These results revealed compromised transparency in COVID-19 related RCT reporting in mainland China, and also suggested the presence of selective reporting in RCTs in other fields of study. Such findings are noteworthy especially for peer-reviewers and journal editors, as compromised transparency might undermine the value of these trials. Furthermore, the fact that RCT reports were published by less than a quarter of registered trials indicated potential presence of publication bias: a phenomenon of selective publication of studies depending on the results.18 However, since our research methods were not designed to detect publication bias, we decided to leave this question to future research.

ICMJE’s policy of mandatory prospective registration in member journals led to dramatic increase of trial registrations, while the registration data were often inadequate, changed over time and differed between registration and publication.19 The goal of ICMJE’s policy was to promote transparent reporting of trials, yet this could not be achieved unless journal editors and reviewers fully utilise information provided by trial registration: a survey by Mathieu et al suggested only around one-third reviewers routinely used registration information when evaluating manuscripts.20 Changes in primary outcome or other domains of trial design might be due to either good reasons or investigators’ effort to produce favourable results from the data.14 In either case, the validity of evidence provided by the trial could not be confidently assessed without emphasising transparency of reporting. Cooperation of different stakeholders is required to promote transparency. We suggest principal investigators should ensure that the trial is prospectively registered and registration information is properly filled; peer reviewers should routinely use trial registries to assess manuscripts and demand explanation whenever discrepancy occurs; journal editors should prioritise the evaluation of trial registration in peer review process.11 14 Future studies will be needed to reveal the trend of consistency over time and assess possible improvement caused by increasing scrutiny of peer reviewers, new policy of journals and ascensive familiarity of investigators with trial registration process.

## [Listed records]

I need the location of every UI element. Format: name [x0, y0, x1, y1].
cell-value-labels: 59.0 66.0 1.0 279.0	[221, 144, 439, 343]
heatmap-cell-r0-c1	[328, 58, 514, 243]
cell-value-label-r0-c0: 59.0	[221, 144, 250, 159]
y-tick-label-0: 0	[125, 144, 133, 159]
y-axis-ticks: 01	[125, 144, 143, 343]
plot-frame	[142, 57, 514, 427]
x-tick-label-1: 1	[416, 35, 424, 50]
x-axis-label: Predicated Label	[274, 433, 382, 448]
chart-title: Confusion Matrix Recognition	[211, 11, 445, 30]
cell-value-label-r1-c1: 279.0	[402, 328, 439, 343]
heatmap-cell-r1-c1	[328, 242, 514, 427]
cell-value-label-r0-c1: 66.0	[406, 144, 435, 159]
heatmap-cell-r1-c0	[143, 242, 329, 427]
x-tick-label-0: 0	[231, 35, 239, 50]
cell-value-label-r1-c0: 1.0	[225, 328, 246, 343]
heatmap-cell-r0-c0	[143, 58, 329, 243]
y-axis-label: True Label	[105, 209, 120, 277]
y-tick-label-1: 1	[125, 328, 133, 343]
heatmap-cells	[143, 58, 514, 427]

## [About this task]
Answer these questions using the passage on COVID-19 trial reporting in mainland China.
(a) What share of registered trials had published RCT reports?
(b) According to the survey by Mathieu et al, about what proportion of reviewers routinely used registration information when evaluating manuscripts?
(c) What does the passage suggest journal editors should prioritise?

## [Task solution]
(a) Less than a quarter.
(b) Around one-third.
(c) The evaluation of trial registration in the peer review process.